Stated task: Report how many lines in the data below contain the string "bounding", and give only that number.

Source data:

● ● ● ● ●

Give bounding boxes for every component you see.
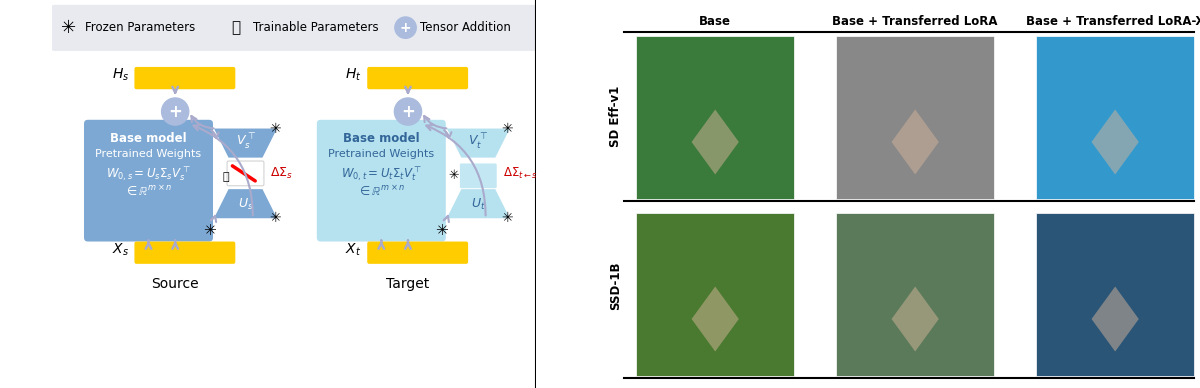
Text: Base + Transferred LoRA-X: Base + Transferred LoRA-X: [1026, 15, 1200, 28]
Text: $\Delta\Sigma_s$: $\Delta\Sigma_s$: [270, 166, 293, 181]
Text: SSD-1B: SSD-1B: [608, 262, 622, 310]
Text: $U_s$: $U_s$: [238, 197, 253, 212]
FancyBboxPatch shape: [1037, 36, 1194, 199]
Text: Base model: Base model: [343, 132, 420, 145]
Polygon shape: [1092, 109, 1139, 175]
Text: Pretrained Weights: Pretrained Weights: [96, 149, 202, 159]
FancyBboxPatch shape: [134, 67, 235, 89]
FancyBboxPatch shape: [636, 213, 794, 376]
Text: $\in\mathbb{R}^{m\times n}$: $\in\mathbb{R}^{m\times n}$: [358, 184, 406, 199]
FancyBboxPatch shape: [836, 36, 994, 199]
Polygon shape: [1092, 286, 1139, 352]
Text: Base model: Base model: [110, 132, 187, 145]
FancyBboxPatch shape: [227, 161, 264, 186]
Text: Trainable Parameters: Trainable Parameters: [253, 21, 378, 34]
Text: $H_t$: $H_t$: [344, 67, 361, 83]
Text: Base: Base: [700, 15, 731, 28]
Polygon shape: [214, 128, 277, 158]
Circle shape: [395, 98, 421, 125]
Text: $\Delta\Sigma_{t\leftarrow s}$: $\Delta\Sigma_{t\leftarrow s}$: [503, 166, 538, 181]
Text: ✳: ✳: [436, 223, 449, 238]
FancyBboxPatch shape: [1037, 213, 1194, 376]
FancyBboxPatch shape: [134, 241, 235, 264]
Text: ✳: ✳: [203, 223, 216, 238]
Text: $U_t$: $U_t$: [470, 197, 486, 212]
Circle shape: [395, 17, 416, 38]
Text: $V_t^\top$: $V_t^\top$: [468, 132, 488, 151]
Polygon shape: [892, 286, 938, 352]
Polygon shape: [892, 109, 938, 175]
Text: $H_s$: $H_s$: [112, 67, 130, 83]
Text: $W_{0,s}=U_s\Sigma_sV_s^\top$: $W_{0,s}=U_s\Sigma_sV_s^\top$: [107, 164, 191, 183]
FancyBboxPatch shape: [836, 213, 994, 376]
FancyBboxPatch shape: [460, 163, 497, 188]
Text: ✳: ✳: [502, 211, 514, 225]
Circle shape: [162, 98, 188, 125]
Text: Frozen Parameters: Frozen Parameters: [85, 21, 196, 34]
Polygon shape: [691, 286, 739, 352]
Text: $W_{0,t}=U_t\Sigma_tV_t^\top$: $W_{0,t}=U_t\Sigma_tV_t^\top$: [341, 164, 422, 183]
Text: ✳: ✳: [269, 211, 281, 225]
Text: $V_s^\top$: $V_s^\top$: [235, 132, 256, 151]
Text: $\in\mathbb{R}^{m\times n}$: $\in\mathbb{R}^{m\times n}$: [125, 184, 173, 199]
Text: Base + Transferred LoRA: Base + Transferred LoRA: [833, 15, 998, 28]
Polygon shape: [691, 109, 739, 175]
Text: Target: Target: [386, 277, 430, 291]
FancyBboxPatch shape: [317, 120, 446, 241]
Text: 🔥: 🔥: [223, 172, 229, 182]
Text: +: +: [168, 102, 182, 121]
FancyBboxPatch shape: [636, 36, 794, 199]
Polygon shape: [446, 128, 510, 158]
FancyBboxPatch shape: [84, 120, 214, 241]
FancyBboxPatch shape: [367, 241, 468, 264]
Text: ✳: ✳: [61, 19, 76, 36]
FancyBboxPatch shape: [367, 67, 468, 89]
Text: ✳: ✳: [502, 121, 514, 135]
Text: ✳: ✳: [449, 169, 460, 182]
Text: SD Eff-v1: SD Eff-v1: [608, 86, 622, 147]
Text: +: +: [401, 102, 415, 121]
Text: 🔥: 🔥: [232, 20, 240, 35]
Text: ✳: ✳: [269, 121, 281, 135]
Polygon shape: [214, 189, 277, 218]
Text: Tensor Addition: Tensor Addition: [420, 21, 511, 34]
Text: $X_s$: $X_s$: [112, 242, 130, 258]
FancyBboxPatch shape: [52, 5, 536, 51]
Text: Pretrained Weights: Pretrained Weights: [329, 149, 434, 159]
Text: Source: Source: [151, 277, 199, 291]
Polygon shape: [446, 189, 510, 218]
Text: $X_t$: $X_t$: [344, 242, 361, 258]
Text: +: +: [400, 21, 412, 35]
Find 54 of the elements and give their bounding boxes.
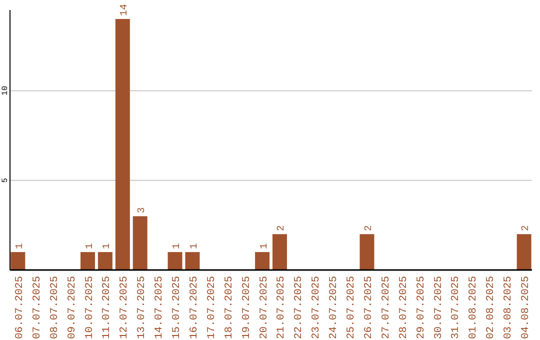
data-label: 2	[364, 225, 375, 232]
bar	[115, 18, 130, 270]
y-tick-label: 10	[1, 86, 10, 96]
x-tick-label: 11.07.2025	[101, 276, 114, 340]
x-tick-label: 22.07.2025	[293, 276, 306, 340]
data-label: 14	[120, 4, 131, 16]
x-tick-label: 07.07.2025	[31, 276, 44, 340]
bar	[98, 252, 112, 270]
x-tick-label: 02.08.2025	[485, 276, 498, 340]
x-tick-label: 25.07.2025	[346, 276, 358, 340]
data-label: 1	[84, 243, 96, 250]
x-tick-label: 08.07.2025	[48, 276, 61, 340]
data-label: 1	[259, 243, 270, 250]
data-label: 1	[14, 243, 26, 250]
x-tick-label: 20.07.2025	[258, 276, 270, 340]
x-tick-label: 24.07.2025	[328, 276, 340, 340]
x-tick-label: 29.07.2025	[415, 276, 428, 340]
bar	[272, 234, 287, 270]
x-tick-label: 23.07.2025	[310, 276, 323, 340]
x-tick-label: 21.07.2025	[276, 276, 288, 340]
bar	[516, 234, 532, 270]
x-tick-label: 04.08.2025	[520, 276, 532, 340]
x-tick-label: 31.07.2025	[450, 276, 462, 340]
x-tick-label: 15.07.2025	[171, 276, 184, 340]
x-tick-label: 18.07.2025	[223, 276, 236, 340]
x-tick-label: 01.08.2025	[468, 276, 480, 340]
bar	[168, 252, 182, 270]
data-label: 1	[189, 243, 200, 250]
bar	[10, 252, 26, 270]
y-tick-label: 5	[1, 178, 10, 183]
x-tick-label: 10.07.2025	[84, 276, 96, 340]
x-tick-label: 19.07.2025	[240, 276, 253, 340]
data-label: 2	[276, 225, 288, 232]
x-tick-label: 30.07.2025	[432, 276, 445, 340]
x-tick-label: 06.07.2025	[14, 276, 26, 340]
x-tick-label: 13.07.2025	[136, 276, 148, 340]
x-tick-label: 14.07.2025	[154, 276, 166, 340]
data-label: 3	[137, 207, 148, 214]
data-label: 1	[102, 243, 114, 250]
bar	[80, 252, 95, 270]
x-tick-label: 28.07.2025	[398, 276, 410, 340]
bar	[360, 234, 374, 270]
x-tick-label: 12.07.2025	[118, 276, 131, 340]
x-tick-label: 03.08.2025	[502, 276, 515, 340]
x-tick-label: 16.07.2025	[188, 276, 200, 340]
x-tick-label: 27.07.2025	[380, 276, 392, 340]
x-tick-label: 09.07.2025	[66, 276, 78, 340]
x-tick-label: 26.07.2025	[362, 276, 375, 340]
bar	[255, 252, 270, 270]
x-tick-label: 17.07.2025	[206, 276, 218, 340]
bar	[132, 216, 148, 270]
bar	[185, 252, 200, 270]
data-label: 1	[172, 243, 184, 250]
data-label: 2	[521, 225, 532, 232]
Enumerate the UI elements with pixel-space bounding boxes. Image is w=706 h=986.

● ● ● ● ●

Task result: 3